TASK STATEMENT: Could you copy each line of the listing that holds "worden"?

DATA SECTION:
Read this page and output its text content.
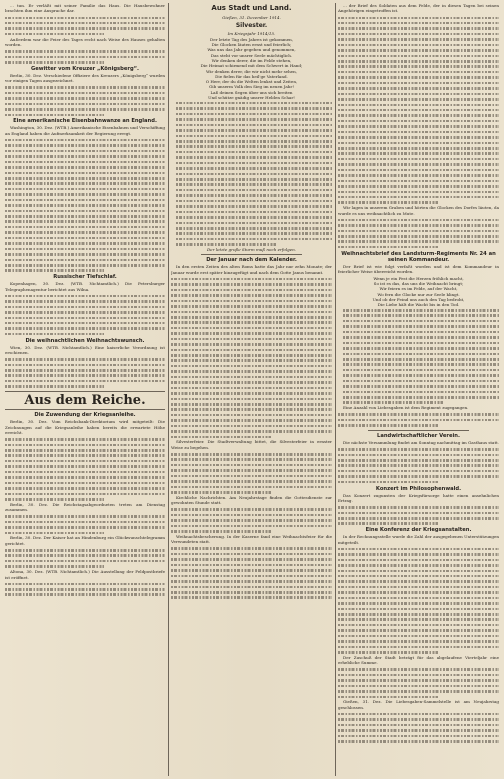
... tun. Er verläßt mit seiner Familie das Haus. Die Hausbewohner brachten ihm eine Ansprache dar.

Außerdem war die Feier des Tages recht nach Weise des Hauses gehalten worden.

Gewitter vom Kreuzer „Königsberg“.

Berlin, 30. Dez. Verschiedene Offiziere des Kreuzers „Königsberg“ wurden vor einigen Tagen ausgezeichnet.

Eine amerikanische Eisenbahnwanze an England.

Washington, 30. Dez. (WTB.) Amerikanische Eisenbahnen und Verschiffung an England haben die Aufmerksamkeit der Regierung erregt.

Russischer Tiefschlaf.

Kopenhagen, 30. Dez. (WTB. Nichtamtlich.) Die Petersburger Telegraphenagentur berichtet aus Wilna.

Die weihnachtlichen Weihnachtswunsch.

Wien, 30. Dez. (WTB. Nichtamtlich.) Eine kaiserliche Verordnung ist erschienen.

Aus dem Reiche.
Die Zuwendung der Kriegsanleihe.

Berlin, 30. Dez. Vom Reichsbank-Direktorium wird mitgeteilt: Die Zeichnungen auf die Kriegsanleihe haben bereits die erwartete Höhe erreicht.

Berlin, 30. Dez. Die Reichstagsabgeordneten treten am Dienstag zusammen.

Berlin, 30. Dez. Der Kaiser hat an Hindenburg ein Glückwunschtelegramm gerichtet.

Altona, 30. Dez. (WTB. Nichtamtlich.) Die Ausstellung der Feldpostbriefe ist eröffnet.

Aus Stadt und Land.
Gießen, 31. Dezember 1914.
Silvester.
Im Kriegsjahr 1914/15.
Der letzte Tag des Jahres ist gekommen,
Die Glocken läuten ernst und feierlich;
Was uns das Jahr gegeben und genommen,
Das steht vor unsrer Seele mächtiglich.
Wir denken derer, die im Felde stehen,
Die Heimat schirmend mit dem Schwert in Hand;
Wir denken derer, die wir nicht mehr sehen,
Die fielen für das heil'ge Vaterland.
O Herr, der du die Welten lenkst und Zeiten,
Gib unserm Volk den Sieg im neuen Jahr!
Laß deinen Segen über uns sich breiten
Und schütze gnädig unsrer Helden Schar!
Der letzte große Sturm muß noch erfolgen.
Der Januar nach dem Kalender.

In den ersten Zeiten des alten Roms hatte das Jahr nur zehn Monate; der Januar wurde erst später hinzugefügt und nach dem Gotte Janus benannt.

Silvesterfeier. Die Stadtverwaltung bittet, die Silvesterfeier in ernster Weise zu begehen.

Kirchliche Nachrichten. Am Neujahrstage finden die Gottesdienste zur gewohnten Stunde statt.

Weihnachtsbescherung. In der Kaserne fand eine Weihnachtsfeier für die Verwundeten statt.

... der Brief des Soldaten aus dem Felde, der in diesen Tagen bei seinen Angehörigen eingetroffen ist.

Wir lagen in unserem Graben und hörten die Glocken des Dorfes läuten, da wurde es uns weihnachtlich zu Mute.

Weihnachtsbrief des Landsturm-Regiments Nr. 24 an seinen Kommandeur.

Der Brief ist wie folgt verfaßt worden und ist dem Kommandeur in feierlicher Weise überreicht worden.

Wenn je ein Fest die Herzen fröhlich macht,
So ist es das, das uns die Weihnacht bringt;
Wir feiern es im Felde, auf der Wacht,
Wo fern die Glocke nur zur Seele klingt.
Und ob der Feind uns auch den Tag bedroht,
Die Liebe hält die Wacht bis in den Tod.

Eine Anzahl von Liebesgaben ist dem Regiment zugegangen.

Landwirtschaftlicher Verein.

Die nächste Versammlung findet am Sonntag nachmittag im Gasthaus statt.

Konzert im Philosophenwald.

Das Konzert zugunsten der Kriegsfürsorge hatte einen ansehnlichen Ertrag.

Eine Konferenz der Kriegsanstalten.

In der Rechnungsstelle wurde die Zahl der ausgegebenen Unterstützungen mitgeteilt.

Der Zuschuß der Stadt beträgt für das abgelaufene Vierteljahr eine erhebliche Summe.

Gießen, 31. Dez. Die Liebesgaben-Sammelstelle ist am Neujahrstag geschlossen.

OUTPUT BELOW:
Außerdem war die Feier des Tages recht nach Weise des Hauses gehalten worden.
Der Brief ist wie folgt verfaßt worden und ist dem Kommandeur in feierlicher Weise überreicht worden.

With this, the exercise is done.